■ Problem details
Scan the data for "next" and copy the lines it appears in.

■ Data excerpts
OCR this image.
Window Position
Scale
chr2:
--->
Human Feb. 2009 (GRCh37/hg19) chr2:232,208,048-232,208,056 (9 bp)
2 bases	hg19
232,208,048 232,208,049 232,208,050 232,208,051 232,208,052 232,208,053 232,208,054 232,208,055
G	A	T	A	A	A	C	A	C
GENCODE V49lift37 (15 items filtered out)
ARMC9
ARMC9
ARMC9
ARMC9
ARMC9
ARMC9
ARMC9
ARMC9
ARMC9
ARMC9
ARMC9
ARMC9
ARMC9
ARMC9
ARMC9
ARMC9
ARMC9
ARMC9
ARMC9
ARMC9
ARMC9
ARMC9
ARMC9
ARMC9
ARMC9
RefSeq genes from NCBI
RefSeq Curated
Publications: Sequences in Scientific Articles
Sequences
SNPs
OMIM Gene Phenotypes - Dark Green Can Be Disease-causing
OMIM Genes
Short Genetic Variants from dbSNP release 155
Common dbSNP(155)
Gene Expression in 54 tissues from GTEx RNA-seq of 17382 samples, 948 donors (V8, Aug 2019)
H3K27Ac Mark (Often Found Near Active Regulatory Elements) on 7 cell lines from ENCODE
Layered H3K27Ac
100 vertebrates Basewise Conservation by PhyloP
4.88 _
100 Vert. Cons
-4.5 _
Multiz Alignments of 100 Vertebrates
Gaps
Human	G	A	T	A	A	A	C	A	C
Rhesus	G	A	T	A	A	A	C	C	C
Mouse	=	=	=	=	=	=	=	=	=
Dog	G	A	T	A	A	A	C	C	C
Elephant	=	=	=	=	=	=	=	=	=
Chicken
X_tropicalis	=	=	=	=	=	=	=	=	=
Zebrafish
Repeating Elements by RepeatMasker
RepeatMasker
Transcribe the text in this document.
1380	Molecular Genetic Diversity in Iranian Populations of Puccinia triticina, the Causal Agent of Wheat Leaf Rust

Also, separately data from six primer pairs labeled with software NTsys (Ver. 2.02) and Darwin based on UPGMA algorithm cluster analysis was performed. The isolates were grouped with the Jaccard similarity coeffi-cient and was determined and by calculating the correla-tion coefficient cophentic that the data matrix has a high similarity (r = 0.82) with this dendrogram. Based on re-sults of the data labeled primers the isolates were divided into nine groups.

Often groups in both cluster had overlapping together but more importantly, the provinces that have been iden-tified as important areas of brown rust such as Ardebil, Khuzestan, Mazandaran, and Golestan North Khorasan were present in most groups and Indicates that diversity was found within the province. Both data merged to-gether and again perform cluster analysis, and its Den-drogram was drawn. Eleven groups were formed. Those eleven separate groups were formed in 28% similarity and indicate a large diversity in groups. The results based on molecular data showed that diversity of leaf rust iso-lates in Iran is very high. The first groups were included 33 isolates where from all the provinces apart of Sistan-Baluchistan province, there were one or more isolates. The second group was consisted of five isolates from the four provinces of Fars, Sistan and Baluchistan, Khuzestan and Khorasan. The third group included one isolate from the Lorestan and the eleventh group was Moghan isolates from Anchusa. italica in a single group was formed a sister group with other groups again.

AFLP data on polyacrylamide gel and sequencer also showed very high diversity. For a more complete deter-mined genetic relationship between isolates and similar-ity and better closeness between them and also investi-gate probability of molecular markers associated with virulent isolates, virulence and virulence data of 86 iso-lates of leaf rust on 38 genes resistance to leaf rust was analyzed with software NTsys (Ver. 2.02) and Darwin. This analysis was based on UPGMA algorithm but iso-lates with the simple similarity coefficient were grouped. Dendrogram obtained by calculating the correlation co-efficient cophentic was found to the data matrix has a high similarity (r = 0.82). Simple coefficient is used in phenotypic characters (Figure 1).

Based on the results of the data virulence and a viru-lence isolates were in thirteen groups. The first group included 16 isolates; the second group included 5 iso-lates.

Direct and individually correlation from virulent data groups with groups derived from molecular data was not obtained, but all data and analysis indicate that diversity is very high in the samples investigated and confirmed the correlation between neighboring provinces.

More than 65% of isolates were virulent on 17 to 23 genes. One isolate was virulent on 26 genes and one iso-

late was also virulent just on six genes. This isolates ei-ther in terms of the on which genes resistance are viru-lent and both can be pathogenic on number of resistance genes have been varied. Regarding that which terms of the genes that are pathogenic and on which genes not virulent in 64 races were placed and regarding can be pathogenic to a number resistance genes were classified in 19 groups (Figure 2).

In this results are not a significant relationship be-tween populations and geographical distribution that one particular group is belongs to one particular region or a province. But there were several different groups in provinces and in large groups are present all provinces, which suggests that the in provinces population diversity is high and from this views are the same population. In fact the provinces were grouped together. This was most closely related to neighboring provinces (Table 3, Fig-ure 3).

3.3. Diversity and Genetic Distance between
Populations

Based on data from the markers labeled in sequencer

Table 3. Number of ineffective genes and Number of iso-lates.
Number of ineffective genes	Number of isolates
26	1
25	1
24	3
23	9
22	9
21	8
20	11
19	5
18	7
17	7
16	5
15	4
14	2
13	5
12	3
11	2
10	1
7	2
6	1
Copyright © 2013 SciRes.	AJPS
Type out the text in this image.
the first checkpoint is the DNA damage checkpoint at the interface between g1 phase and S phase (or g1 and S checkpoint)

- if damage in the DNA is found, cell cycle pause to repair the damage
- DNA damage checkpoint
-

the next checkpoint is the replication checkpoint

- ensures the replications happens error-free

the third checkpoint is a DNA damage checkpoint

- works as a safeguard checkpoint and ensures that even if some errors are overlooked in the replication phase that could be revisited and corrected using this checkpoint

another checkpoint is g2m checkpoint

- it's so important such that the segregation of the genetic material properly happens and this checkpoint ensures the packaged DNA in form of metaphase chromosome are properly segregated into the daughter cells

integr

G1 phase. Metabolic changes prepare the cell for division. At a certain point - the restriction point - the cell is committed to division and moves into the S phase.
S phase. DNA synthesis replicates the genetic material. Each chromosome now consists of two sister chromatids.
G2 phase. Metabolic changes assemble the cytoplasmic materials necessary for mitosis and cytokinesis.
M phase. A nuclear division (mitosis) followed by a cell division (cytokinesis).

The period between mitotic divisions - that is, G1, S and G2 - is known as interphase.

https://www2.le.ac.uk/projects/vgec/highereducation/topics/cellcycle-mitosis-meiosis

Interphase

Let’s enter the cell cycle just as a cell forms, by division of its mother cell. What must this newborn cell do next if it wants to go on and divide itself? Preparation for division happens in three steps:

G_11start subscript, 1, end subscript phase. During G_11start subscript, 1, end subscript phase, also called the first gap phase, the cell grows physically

■ Expected answer
the next checkpoint is the replication checkpoint
Let’s enter the cell cycle just as a cell forms, by division of its mother cell. What must this newborn cell do next if it wants to go on and divide itself? Preparation for division happens in three steps:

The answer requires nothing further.